▸ **What to work on**: Each entry must be given again exactly; images do not belong in the copy.

═══ Data to process

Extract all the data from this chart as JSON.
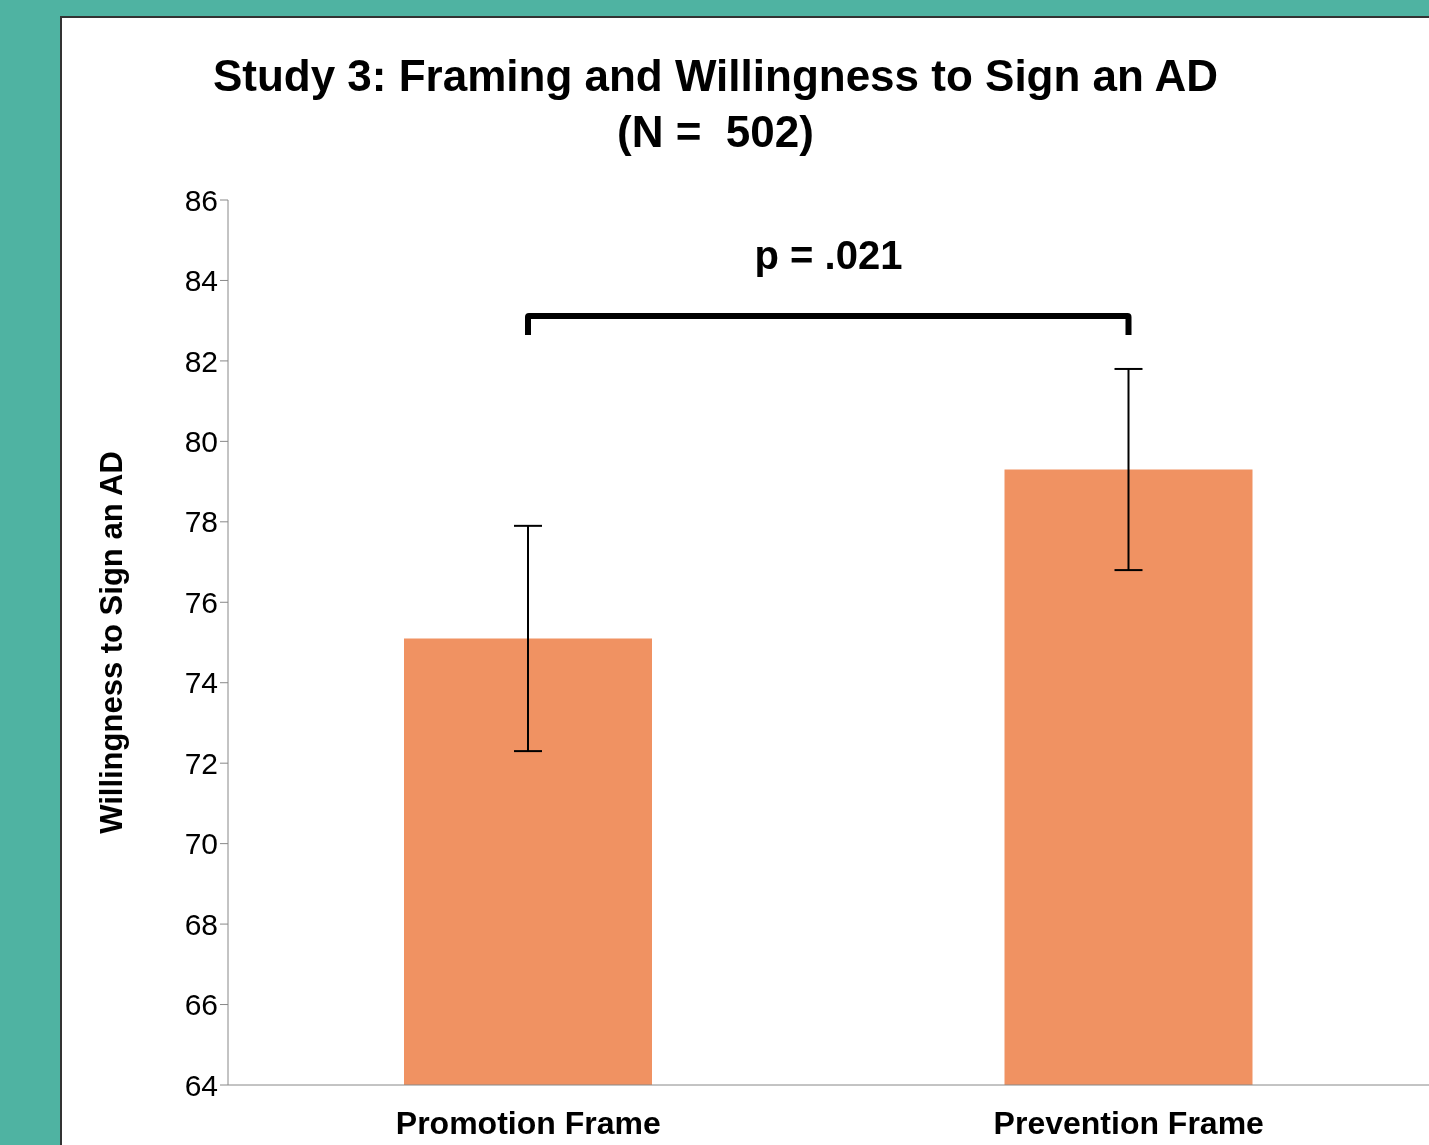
{
  "chart_data": {
    "type": "bar",
    "title": "Study 3: Framing and Willingness to Sign an AD\n(N =  502)",
    "ylabel": "Willingness to Sign an AD",
    "categories": [
      "Promotion Frame",
      "Prevention Frame"
    ],
    "values": [
      75.1,
      79.3
    ],
    "color": "#f09262",
    "errors": [
      [
        72.3,
        77.9
      ],
      [
        76.8,
        81.8
      ]
    ],
    "ylim": [
      64,
      86
    ],
    "yticks": [
      64,
      66,
      68,
      70,
      72,
      74,
      76,
      78,
      80,
      82,
      84,
      86
    ],
    "annotations": [
      "p = .021"
    ]
  }
}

══════

▸ **Full response**:
Extract all the data from this chart as JSON.
{
  "chart_data": {
    "type": "bar",
    "title": "Study 3: Framing and Willingness to Sign an AD\n(N =  502)",
    "ylabel": "Willingness to Sign an AD",
    "categories": [
      "Promotion Frame",
      "Prevention Frame"
    ],
    "values": [
      75.1,
      79.3
    ],
    "color": "#f09262",
    "errors": [
      [
        72.3,
        77.9
      ],
      [
        76.8,
        81.8
      ]
    ],
    "ylim": [
      64,
      86
    ],
    "yticks": [
      64,
      66,
      68,
      70,
      72,
      74,
      76,
      78,
      80,
      82,
      84,
      86
    ],
    "annotations": [
      "p = .021"
    ]
  }
}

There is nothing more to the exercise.